■ **EXERCISE BRIEF**: From the line that holds "What text is on this page?" down to the last line of the listing below, reproduce each line exactly and nothing more, omitting pictures.

- - - - -

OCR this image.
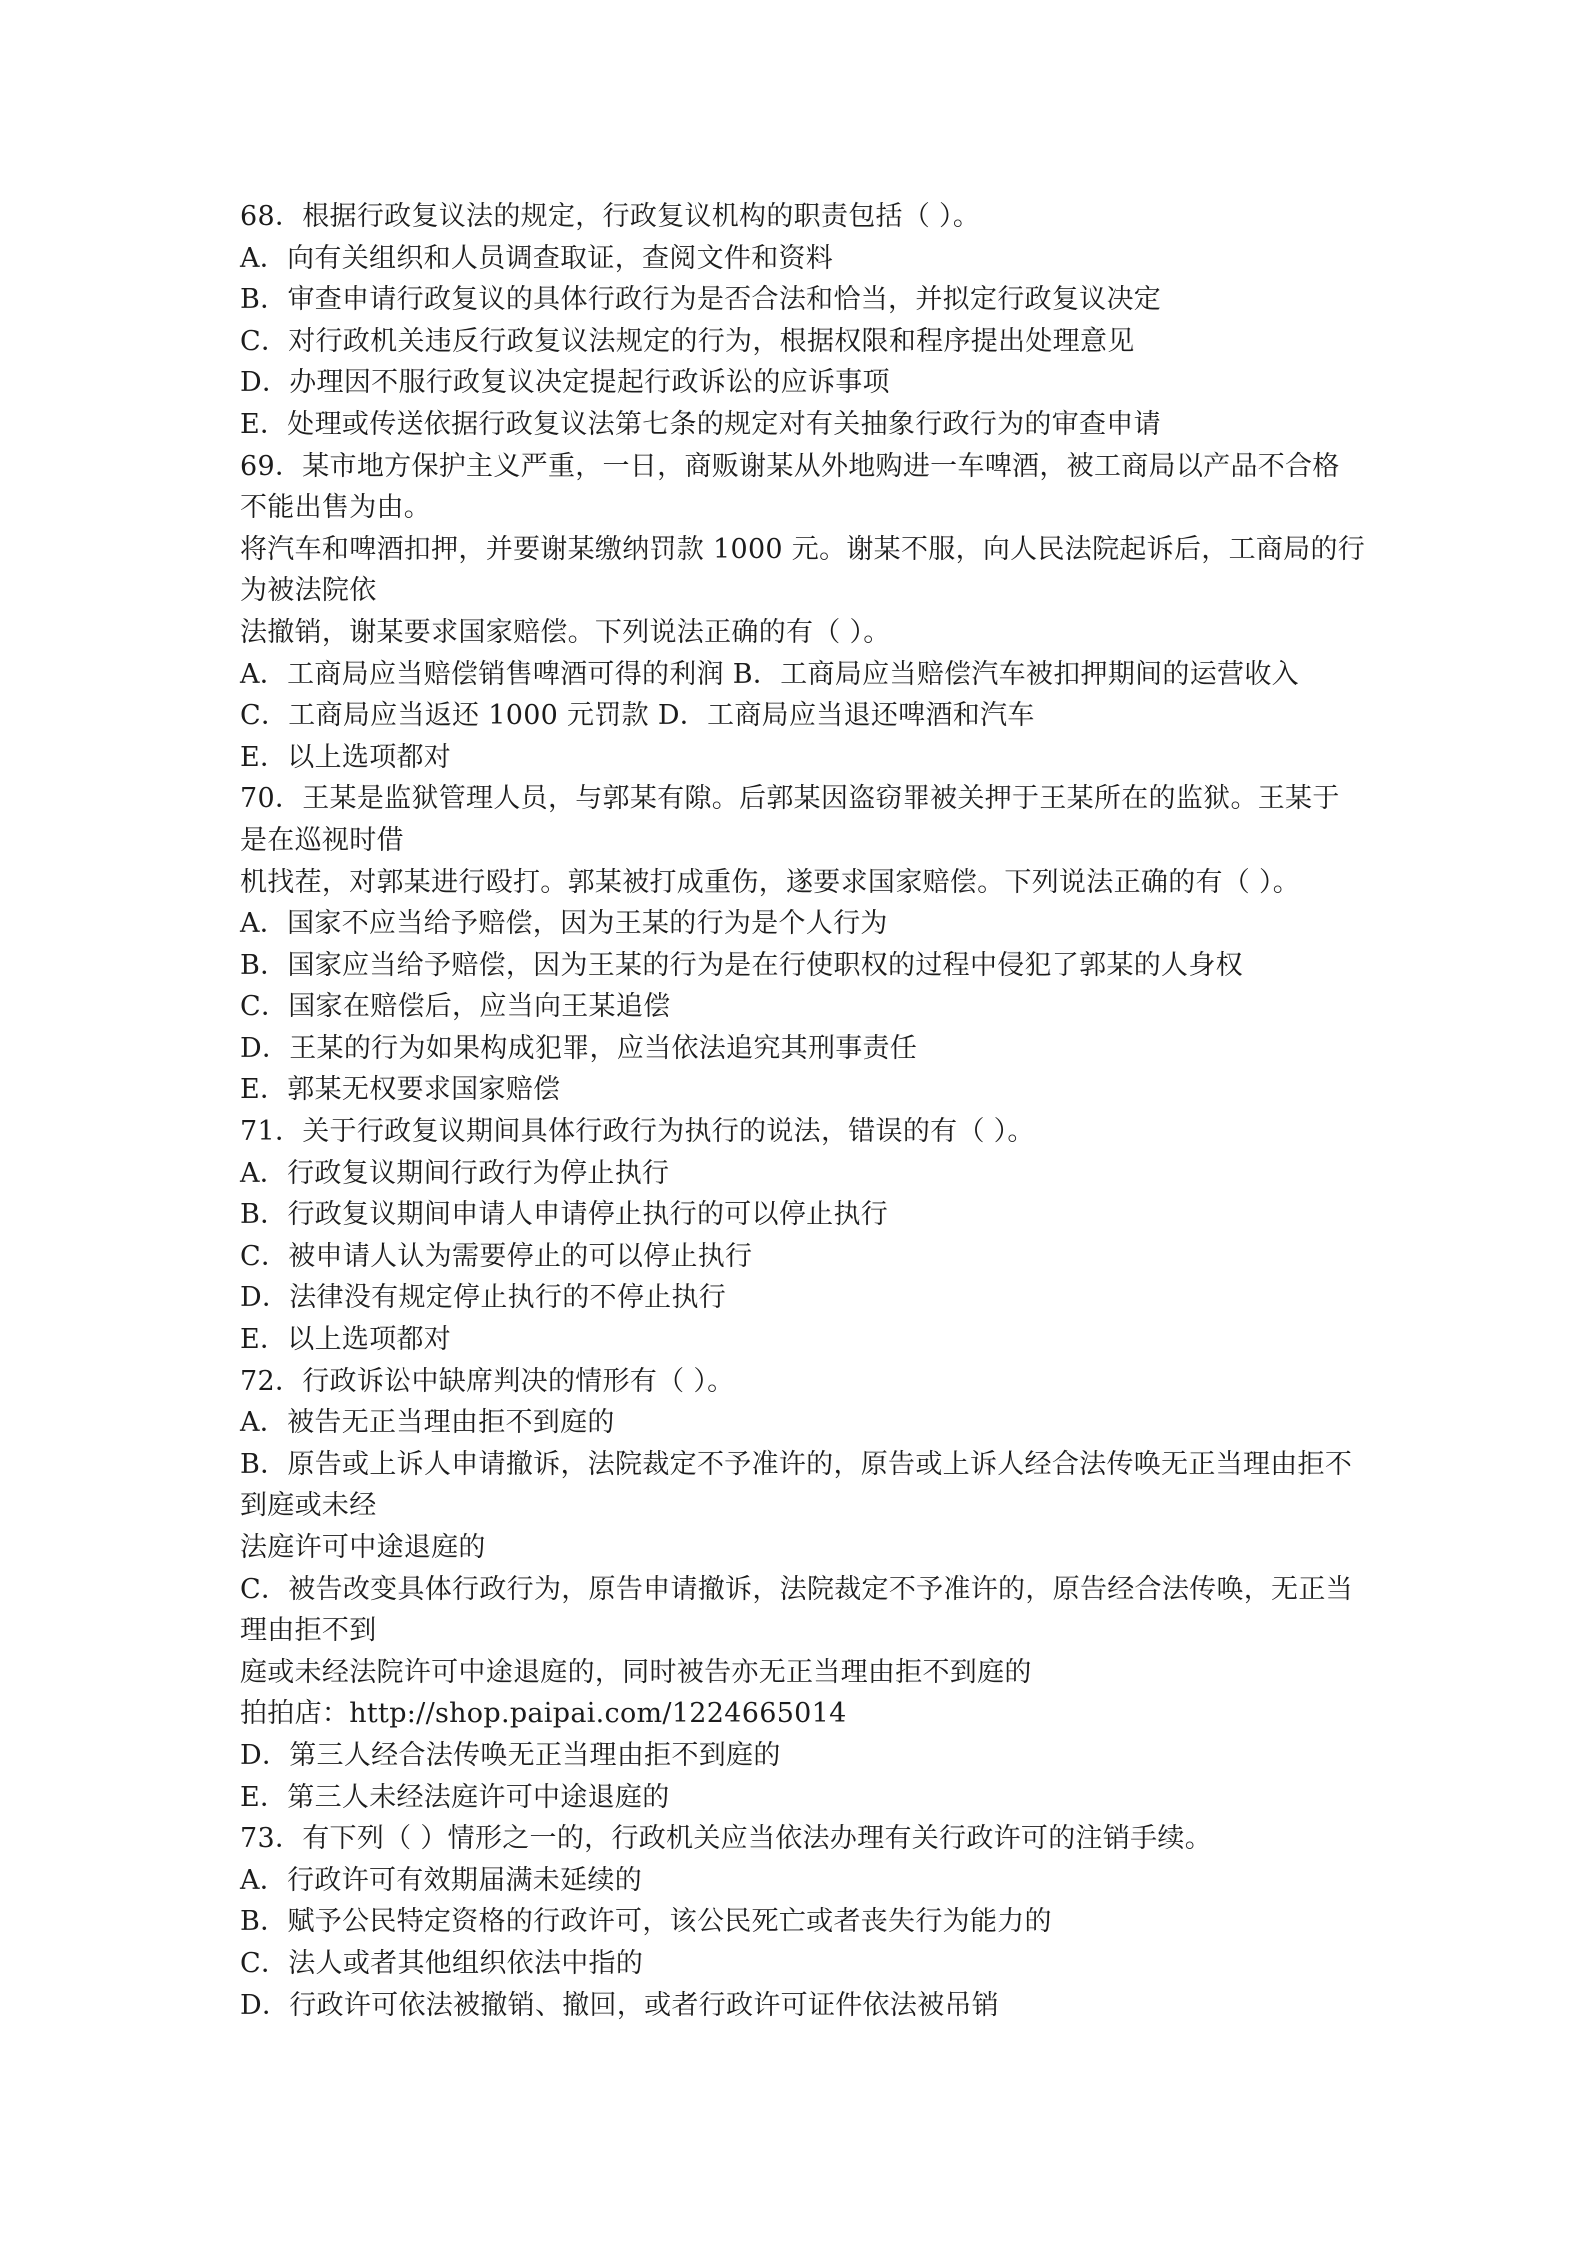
68．根据行政复议法的规定，行政复议机构的职责包括（ ）。
A．向有关组织和人员调查取证，查阅文件和资料
B．审查申请行政复议的具体行政行为是否合法和恰当，并拟定行政复议决定
C．对行政机关违反行政复议法规定的行为，根据权限和程序提出处理意见
D．办理因不服行政复议决定提起行政诉讼的应诉事项
E．处理或传送依据行政复议法第七条的规定对有关抽象行政行为的审查申请
69．某市地方保护主义严重，一日，商贩谢某从外地购进一车啤酒，被工商局以产品不合格
不能出售为由。
将汽车和啤酒扣押，并要谢某缴纳罚款 1000 元。谢某不服，向人民法院起诉后，工商局的行
为被法院依
法撤销，谢某要求国家赔偿。下列说法正确的有（ ）。
A．工商局应当赔偿销售啤酒可得的利润 B．工商局应当赔偿汽车被扣押期间的运营收入
C．工商局应当返还 1000 元罚款 D．工商局应当退还啤酒和汽车
E．以上选项都对
70．王某是监狱管理人员，与郭某有隙。后郭某因盗窃罪被关押于王某所在的监狱。王某于
是在巡视时借
机找茬，对郭某进行殴打。郭某被打成重伤，遂要求国家赔偿。下列说法正确的有（ ）。
A．国家不应当给予赔偿，因为王某的行为是个人行为
B．国家应当给予赔偿，因为王某的行为是在行使职权的过程中侵犯了郭某的人身权
C．国家在赔偿后，应当向王某追偿
D．王某的行为如果构成犯罪，应当依法追究其刑事责任
E．郭某无权要求国家赔偿
71．关于行政复议期间具体行政行为执行的说法，错误的有（ ）。
A．行政复议期间行政行为停止执行
B．行政复议期间申请人申请停止执行的可以停止执行
C．被申请人认为需要停止的可以停止执行
D．法律没有规定停止执行的不停止执行
E．以上选项都对
72．行政诉讼中缺席判决的情形有（ ）。
A．被告无正当理由拒不到庭的
B．原告或上诉人申请撤诉，法院裁定不予准许的，原告或上诉人经合法传唤无正当理由拒不
到庭或未经
法庭许可中途退庭的
C．被告改变具体行政行为，原告申请撤诉，法院裁定不予准许的，原告经合法传唤，无正当
理由拒不到
庭或未经法院许可中途退庭的，同时被告亦无正当理由拒不到庭的
拍拍店：http://shop.paipai.com/1224665014
D．第三人经合法传唤无正当理由拒不到庭的
E．第三人未经法庭许可中途退庭的
73．有下列（ ）情形之一的，行政机关应当依法办理有关行政许可的注销手续。
A．行政许可有效期届满未延续的
B．赋予公民特定资格的行政许可，该公民死亡或者丧失行为能力的
C．法人或者其他组织依法中指的
D．行政许可依法被撤销、撤回，或者行政许可证件依法被吊销
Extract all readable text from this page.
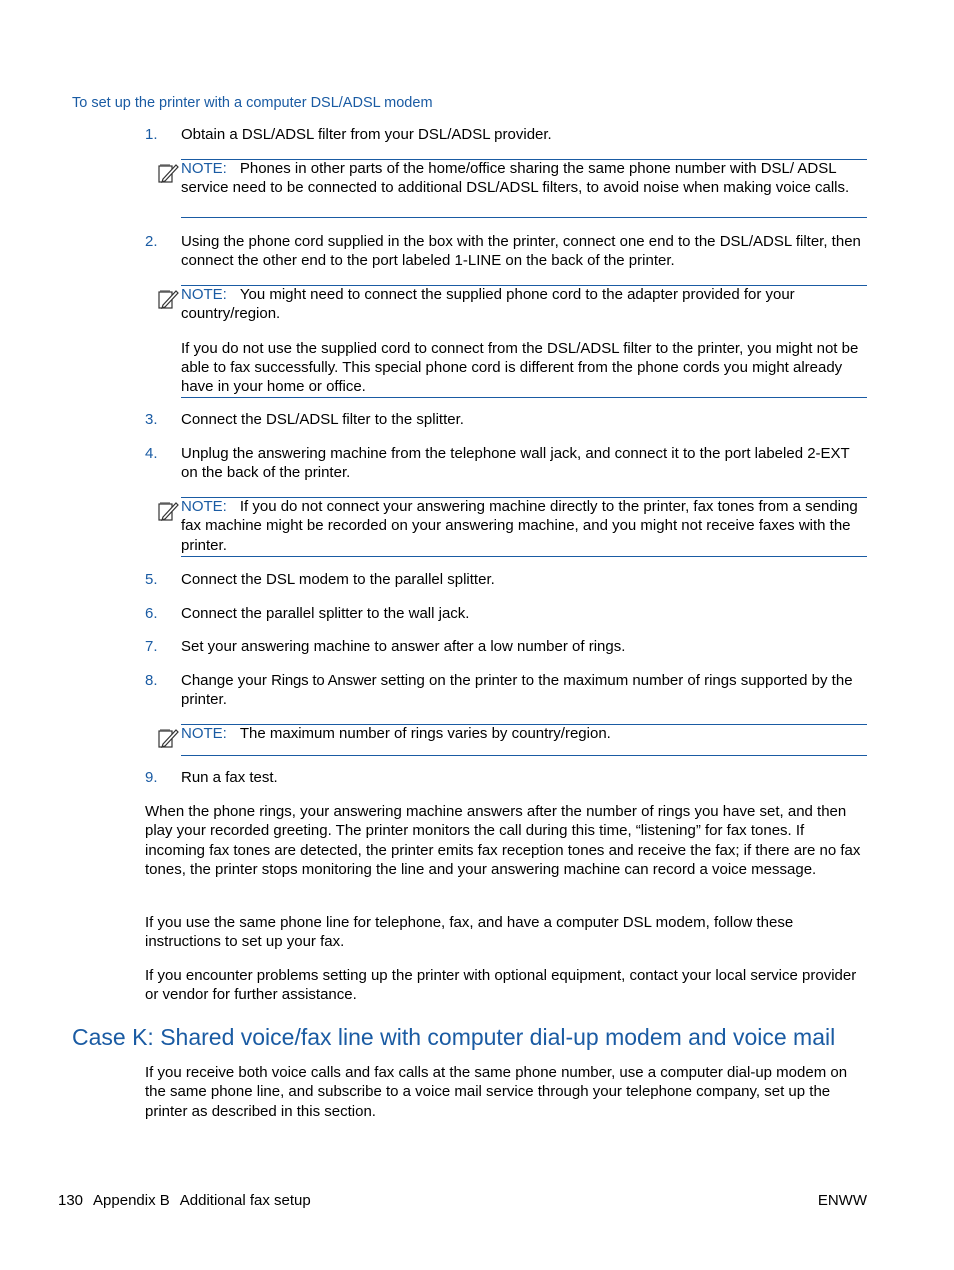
To set up the printer with a computer DSL/ADSL modem
1.	Obtain a DSL/ADSL filter from your DSL/ADSL provider.

NOTE: Phones in other parts of the home/office sharing the same phone number with DSL/ ADSL service need to be connected to additional DSL/ADSL filters, to avoid noise when making voice calls.

2.	Using the phone cord supplied in the box with the printer, connect one end to the DSL/ADSL filter, then connect the other end to the port labeled 1-LINE on the back of the printer.

NOTE: You might need to connect the supplied phone cord to the adapter provided for your country/region.

If you do not use the supplied cord to connect from the DSL/ADSL filter to the printer, you might not be able to fax successfully. This special phone cord is different from the phone cords you might already have in your home or office.

3.	Connect the DSL/ADSL filter to the splitter.
4.	Unplug the answering machine from the telephone wall jack, and connect it to the port labeled 2-EXT on the back of the printer.

NOTE: If you do not connect your answering machine directly to the printer, fax tones from a sending fax machine might be recorded on your answering machine, and you might not receive faxes with the printer.

5.	Connect the DSL modem to the parallel splitter.
6.	Connect the parallel splitter to the wall jack.
7.	Set your answering machine to answer after a low number of rings.
8.	Change your Rings to Answer setting on the printer to the maximum number of rings supported by the printer.

NOTE: The maximum number of rings varies by country/region.

9.	Run a fax test.

When the phone rings, your answering machine answers after the number of rings you have set, and then play your recorded greeting. The printer monitors the call during this time, “listening” for fax tones. If incoming fax tones are detected, the printer emits fax reception tones and receive the fax; if there are no fax tones, the printer stops monitoring the line and your answering machine can record a voice message.

If you use the same phone line for telephone, fax, and have a computer DSL modem, follow these instructions to set up your fax.

If you encounter problems setting up the printer with optional equipment, contact your local service provider or vendor for further assistance.

Case K: Shared voice/fax line with computer dial-up modem and voice mail

If you receive both voice calls and fax calls at the same phone number, use a computer dial-up modem on the same phone line, and subscribe to a voice mail service through your telephone company, set up the printer as described in this section.

130 Appendix B Additional fax setup	ENWW
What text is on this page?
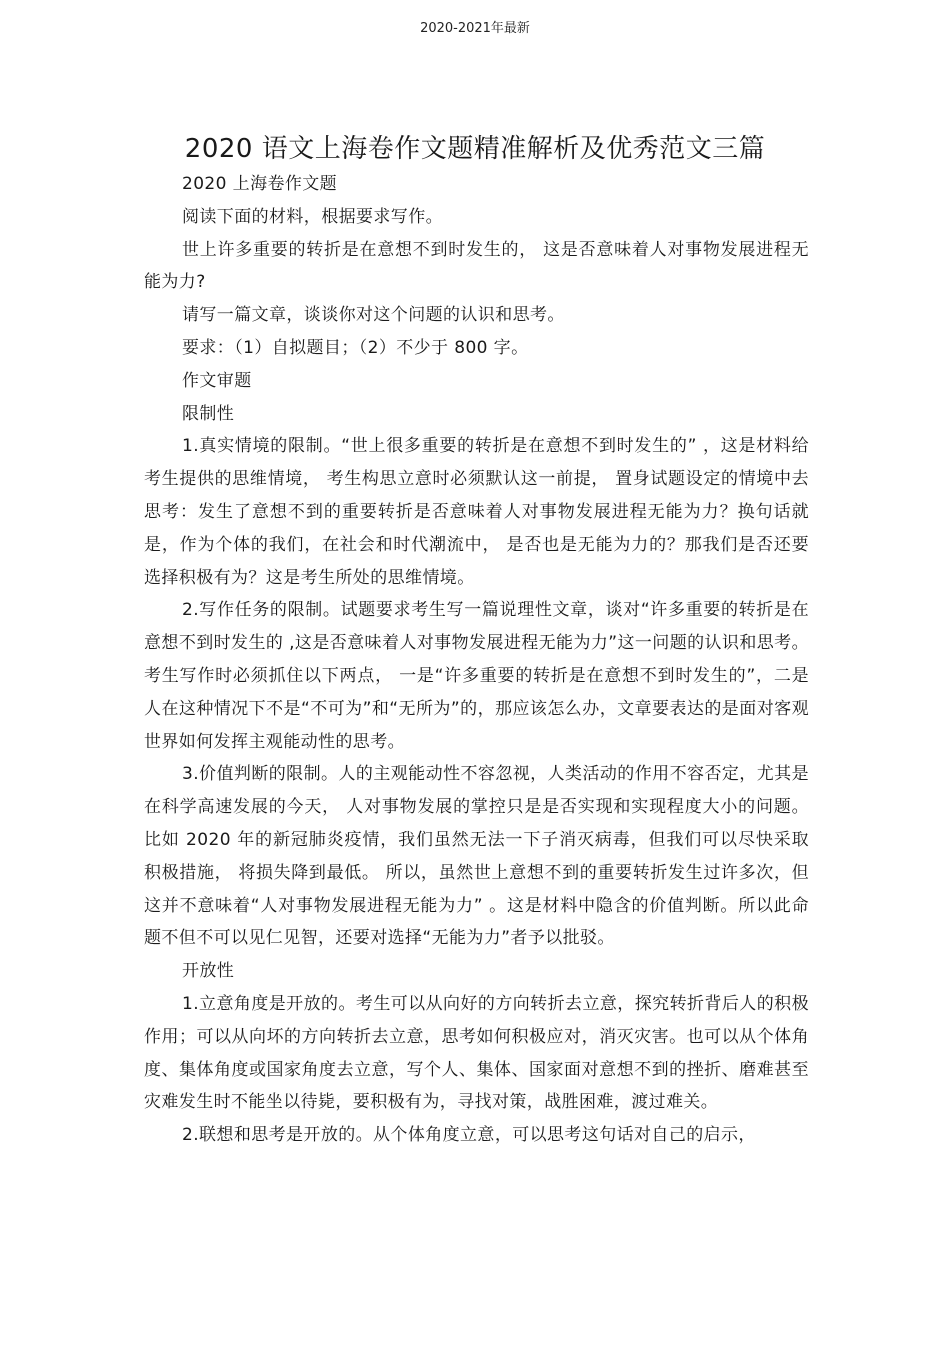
2020-2021年最新
2020 语文上海卷作文题精准解析及优秀范文三篇

2020 上海卷作文题

阅读下面的材料，根据要求写作。

世上许多重要的转折是在意想不到时发生的， 这是否意味着人对事物发展进程无能为力?

请写一篇文章，谈谈你对这个问题的认识和思考。

要求：（1）自拟题目；（2）不少于 800 字。

作文审题

限制性

1.真实情境的限制。“世上很多重要的转折是在意想不到时发生的” ，这是材料给考生提供的思维情境， 考生构思立意时必须默认这一前提， 置身试题设定的情境中去思考：发生了意想不到的重要转折是否意味着人对事物发展进程无能为力？换句话就是，作为个体的我们，在社会和时代潮流中， 是否也是无能为力的？那我们是否还要选择积极有为？这是考生所处的思维情境。

2.写作任务的限制。试题要求考生写一篇说理性文章，谈对“许多重要的转折是在意想不到时发生的 ,这是否意味着人对事物发展进程无能为力”这一问题的认识和思考。考生写作时必须抓住以下两点， 一是“许多重要的转折是在意想不到时发生的”，二是人在这种情况下不是“不可为”和“无所为”的，那应该怎么办，文章要表达的是面对客观世界如何发挥主观能动性的思考。

3.价值判断的限制。人的主观能动性不容忽视，人类活动的作用不容否定，尤其是在科学高速发展的今天， 人对事物发展的掌控只是是否实现和实现程度大小的问题。比如 2020 年的新冠肺炎疫情，我们虽然无法一下子消灭病毒，但我们可以尽快采取积极措施， 将损失降到最低。 所以，虽然世上意想不到的重要转折发生过许多次，但这并不意味着“人对事物发展进程无能为力” 。这是材料中隐含的价值判断。所以此命题不但不可以见仁见智，还要对选择“无能为力”者予以批驳。

开放性

1.立意角度是开放的。考生可以从向好的方向转折去立意，探究转折背后人的积极作用；可以从向坏的方向转折去立意，思考如何积极应对，消灭灾害。也可以从个体角度、集体角度或国家角度去立意，写个人、集体、国家面对意想不到的挫折、磨难甚至灾难发生时不能坐以待毙，要积极有为，寻找对策，战胜困难，渡过难关。

2.联想和思考是开放的。从个体角度立意，可以思考这句话对自己的启示，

- - - - -

■ **RESULT OF THIS EXERCISE**:
What text is on this page?
2020-2021年最新
2020 语文上海卷作文题精准解析及优秀范文三篇

2020 上海卷作文题

阅读下面的材料，根据要求写作。

世上许多重要的转折是在意想不到时发生的， 这是否意味着人对事物发展进程无能为力?

请写一篇文章，谈谈你对这个问题的认识和思考。

要求：（1）自拟题目；（2）不少于 800 字。

作文审题

限制性

1.真实情境的限制。“世上很多重要的转折是在意想不到时发生的” ，这是材料给考生提供的思维情境， 考生构思立意时必须默认这一前提， 置身试题设定的情境中去思考：发生了意想不到的重要转折是否意味着人对事物发展进程无能为力？换句话就是，作为个体的我们，在社会和时代潮流中， 是否也是无能为力的？那我们是否还要选择积极有为？这是考生所处的思维情境。

2.写作任务的限制。试题要求考生写一篇说理性文章，谈对“许多重要的转折是在意想不到时发生的 ,这是否意味着人对事物发展进程无能为力”这一问题的认识和思考。考生写作时必须抓住以下两点， 一是“许多重要的转折是在意想不到时发生的”，二是人在这种情况下不是“不可为”和“无所为”的，那应该怎么办，文章要表达的是面对客观世界如何发挥主观能动性的思考。

3.价值判断的限制。人的主观能动性不容忽视，人类活动的作用不容否定，尤其是在科学高速发展的今天， 人对事物发展的掌控只是是否实现和实现程度大小的问题。比如 2020 年的新冠肺炎疫情，我们虽然无法一下子消灭病毒，但我们可以尽快采取积极措施， 将损失降到最低。 所以，虽然世上意想不到的重要转折发生过许多次，但这并不意味着“人对事物发展进程无能为力” 。这是材料中隐含的价值判断。所以此命题不但不可以见仁见智，还要对选择“无能为力”者予以批驳。

开放性

1.立意角度是开放的。考生可以从向好的方向转折去立意，探究转折背后人的积极作用；可以从向坏的方向转折去立意，思考如何积极应对，消灭灾害。也可以从个体角度、集体角度或国家角度去立意，写个人、集体、国家面对意想不到的挫折、磨难甚至灾难发生时不能坐以待毙，要积极有为，寻找对策，战胜困难，渡过难关。

2.联想和思考是开放的。从个体角度立意，可以思考这句话对自己的启示，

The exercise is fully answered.